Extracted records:
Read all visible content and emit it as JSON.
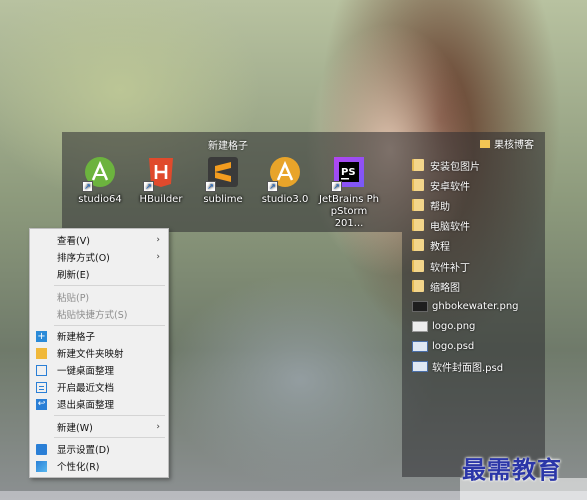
{
  "fence_apps": {
    "title": "新建格子",
    "apps": [
      {
        "label": "studio64",
        "icon": "android-studio-icon"
      },
      {
        "label": "HBuilder",
        "icon": "hbuilder-icon"
      },
      {
        "label": "sublime",
        "icon": "sublime-icon"
      },
      {
        "label": "studio3.0",
        "icon": "android-studio-icon"
      },
      {
        "label": "JetBrains PhpStorm 201...",
        "label_line1": "JetBrains Ph",
        "label_line2": "pStorm 201...",
        "icon": "phpstorm-icon"
      }
    ]
  },
  "fence_files": {
    "title": "果核博客",
    "items": [
      {
        "label": "安装包图片",
        "type": "folder"
      },
      {
        "label": "安卓软件",
        "type": "folder"
      },
      {
        "label": "帮助",
        "type": "folder"
      },
      {
        "label": "电脑软件",
        "type": "folder"
      },
      {
        "label": "教程",
        "type": "folder"
      },
      {
        "label": "软件补丁",
        "type": "folder"
      },
      {
        "label": "缩略图",
        "type": "folder"
      },
      {
        "label": "ghbokewater.png",
        "type": "png"
      },
      {
        "label": "logo.png",
        "type": "png"
      },
      {
        "label": "logo.psd",
        "type": "psd"
      },
      {
        "label": "软件封面图.psd",
        "type": "psd"
      }
    ]
  },
  "context_menu": {
    "view": "查看(V)",
    "sort": "排序方式(O)",
    "refresh": "刷新(E)",
    "paste": "粘贴(P)",
    "paste_shortcut": "粘贴快捷方式(S)",
    "new_fence": "新建格子",
    "new_folder_map": "新建文件夹映射",
    "desktop_organize": "一键桌面整理",
    "recent_docs": "开启最近文档",
    "exit_organize": "退出桌面整理",
    "new": "新建(W)",
    "display_settings": "显示设置(D)",
    "personalize": "个性化(R)"
  },
  "watermark": "最需教育",
  "colors": {
    "fence_bg": "#2d2d32",
    "menu_bg": "#f0f0f0",
    "brand": "#2b36a8",
    "icon_blue": "#2a7fd6"
  }
}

■ Brief
Leave out the pictures and copy everything else in the records word for word.

■ Response
Read all visible content and emit it as JSON.
{
  "fence_apps": {
    "title": "新建格子",
    "apps": [
      {
        "label": "studio64",
        "icon": "android-studio-icon"
      },
      {
        "label": "HBuilder",
        "icon": "hbuilder-icon"
      },
      {
        "label": "sublime",
        "icon": "sublime-icon"
      },
      {
        "label": "studio3.0",
        "icon": "android-studio-icon"
      },
      {
        "label": "JetBrains PhpStorm 201...",
        "label_line1": "JetBrains Ph",
        "label_line2": "pStorm 201...",
        "icon": "phpstorm-icon"
      }
    ]
  },
  "fence_files": {
    "title": "果核博客",
    "items": [
      {
        "label": "安装包图片",
        "type": "folder"
      },
      {
        "label": "安卓软件",
        "type": "folder"
      },
      {
        "label": "帮助",
        "type": "folder"
      },
      {
        "label": "电脑软件",
        "type": "folder"
      },
      {
        "label": "教程",
        "type": "folder"
      },
      {
        "label": "软件补丁",
        "type": "folder"
      },
      {
        "label": "缩略图",
        "type": "folder"
      },
      {
        "label": "ghbokewater.png",
        "type": "png"
      },
      {
        "label": "logo.png",
        "type": "png"
      },
      {
        "label": "logo.psd",
        "type": "psd"
      },
      {
        "label": "软件封面图.psd",
        "type": "psd"
      }
    ]
  },
  "context_menu": {
    "view": "查看(V)",
    "sort": "排序方式(O)",
    "refresh": "刷新(E)",
    "paste": "粘贴(P)",
    "paste_shortcut": "粘贴快捷方式(S)",
    "new_fence": "新建格子",
    "new_folder_map": "新建文件夹映射",
    "desktop_organize": "一键桌面整理",
    "recent_docs": "开启最近文档",
    "exit_organize": "退出桌面整理",
    "new": "新建(W)",
    "display_settings": "显示设置(D)",
    "personalize": "个性化(R)"
  },
  "watermark": "最需教育",
  "colors": {
    "fence_bg": "#2d2d32",
    "menu_bg": "#f0f0f0",
    "brand": "#2b36a8",
    "icon_blue": "#2a7fd6"
  }
}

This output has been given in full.